## What to produce:
All of the records listed below should be retyped exactly.

------------------------------------------------------------------------

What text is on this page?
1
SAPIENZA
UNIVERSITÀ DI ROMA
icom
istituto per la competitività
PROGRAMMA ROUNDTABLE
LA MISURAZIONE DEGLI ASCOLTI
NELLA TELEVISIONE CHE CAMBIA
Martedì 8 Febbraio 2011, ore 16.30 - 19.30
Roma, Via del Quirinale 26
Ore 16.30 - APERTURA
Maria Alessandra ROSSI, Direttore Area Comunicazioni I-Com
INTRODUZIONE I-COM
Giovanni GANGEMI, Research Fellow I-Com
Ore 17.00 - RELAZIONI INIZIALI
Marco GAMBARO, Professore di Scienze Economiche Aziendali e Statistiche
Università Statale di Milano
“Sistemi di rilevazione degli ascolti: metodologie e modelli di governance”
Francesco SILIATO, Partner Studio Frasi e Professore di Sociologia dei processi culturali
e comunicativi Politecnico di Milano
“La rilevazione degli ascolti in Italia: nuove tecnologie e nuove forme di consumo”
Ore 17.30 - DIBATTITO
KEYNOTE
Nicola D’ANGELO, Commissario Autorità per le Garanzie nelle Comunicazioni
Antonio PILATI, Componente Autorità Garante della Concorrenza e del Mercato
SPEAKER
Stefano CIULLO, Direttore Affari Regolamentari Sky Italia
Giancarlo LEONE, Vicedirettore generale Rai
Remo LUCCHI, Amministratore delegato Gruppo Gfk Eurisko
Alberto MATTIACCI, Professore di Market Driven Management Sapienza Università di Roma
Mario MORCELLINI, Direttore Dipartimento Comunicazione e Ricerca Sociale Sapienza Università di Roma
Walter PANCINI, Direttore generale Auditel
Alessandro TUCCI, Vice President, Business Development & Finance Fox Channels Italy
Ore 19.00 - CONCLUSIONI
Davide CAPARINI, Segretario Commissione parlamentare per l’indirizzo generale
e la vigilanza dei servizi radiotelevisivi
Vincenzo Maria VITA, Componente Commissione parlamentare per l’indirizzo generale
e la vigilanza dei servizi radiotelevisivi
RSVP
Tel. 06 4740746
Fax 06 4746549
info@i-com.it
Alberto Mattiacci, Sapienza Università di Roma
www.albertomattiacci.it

------------------------------------------------------------------------

## Task answer:
What text is on this page?
1
SAPIENZA
UNIVERSITÀ DI ROMA
icom
istituto per la competitività
PROGRAMMA ROUNDTABLE
LA MISURAZIONE DEGLI ASCOLTI
NELLA TELEVISIONE CHE CAMBIA
Martedì 8 Febbraio 2011, ore 16.30 - 19.30
Roma, Via del Quirinale 26
Ore 16.30 - APERTURA
Maria Alessandra ROSSI, Direttore Area Comunicazioni I-Com
INTRODUZIONE I-COM
Giovanni GANGEMI, Research Fellow I-Com
Ore 17.00 - RELAZIONI INIZIALI
Marco GAMBARO, Professore di Scienze Economiche Aziendali e Statistiche
Università Statale di Milano
“Sistemi di rilevazione degli ascolti: metodologie e modelli di governance”
Francesco SILIATO, Partner Studio Frasi e Professore di Sociologia dei processi culturali
e comunicativi Politecnico di Milano
“La rilevazione degli ascolti in Italia: nuove tecnologie e nuove forme di consumo”
Ore 17.30 - DIBATTITO
KEYNOTE
Nicola D’ANGELO, Commissario Autorità per le Garanzie nelle Comunicazioni
Antonio PILATI, Componente Autorità Garante della Concorrenza e del Mercato
SPEAKER
Stefano CIULLO, Direttore Affari Regolamentari Sky Italia
Giancarlo LEONE, Vicedirettore generale Rai
Remo LUCCHI, Amministratore delegato Gruppo Gfk Eurisko
Alberto MATTIACCI, Professore di Market Driven Management Sapienza Università di Roma
Mario MORCELLINI, Direttore Dipartimento Comunicazione e Ricerca Sociale Sapienza Università di Roma
Walter PANCINI, Direttore generale Auditel
Alessandro TUCCI, Vice President, Business Development & Finance Fox Channels Italy
Ore 19.00 - CONCLUSIONI
Davide CAPARINI, Segretario Commissione parlamentare per l’indirizzo generale
e la vigilanza dei servizi radiotelevisivi
Vincenzo Maria VITA, Componente Commissione parlamentare per l’indirizzo generale
e la vigilanza dei servizi radiotelevisivi
RSVP
Tel. 06 4740746
Fax 06 4746549
info@i-com.it
Alberto Mattiacci, Sapienza Università di Roma
www.albertomattiacci.it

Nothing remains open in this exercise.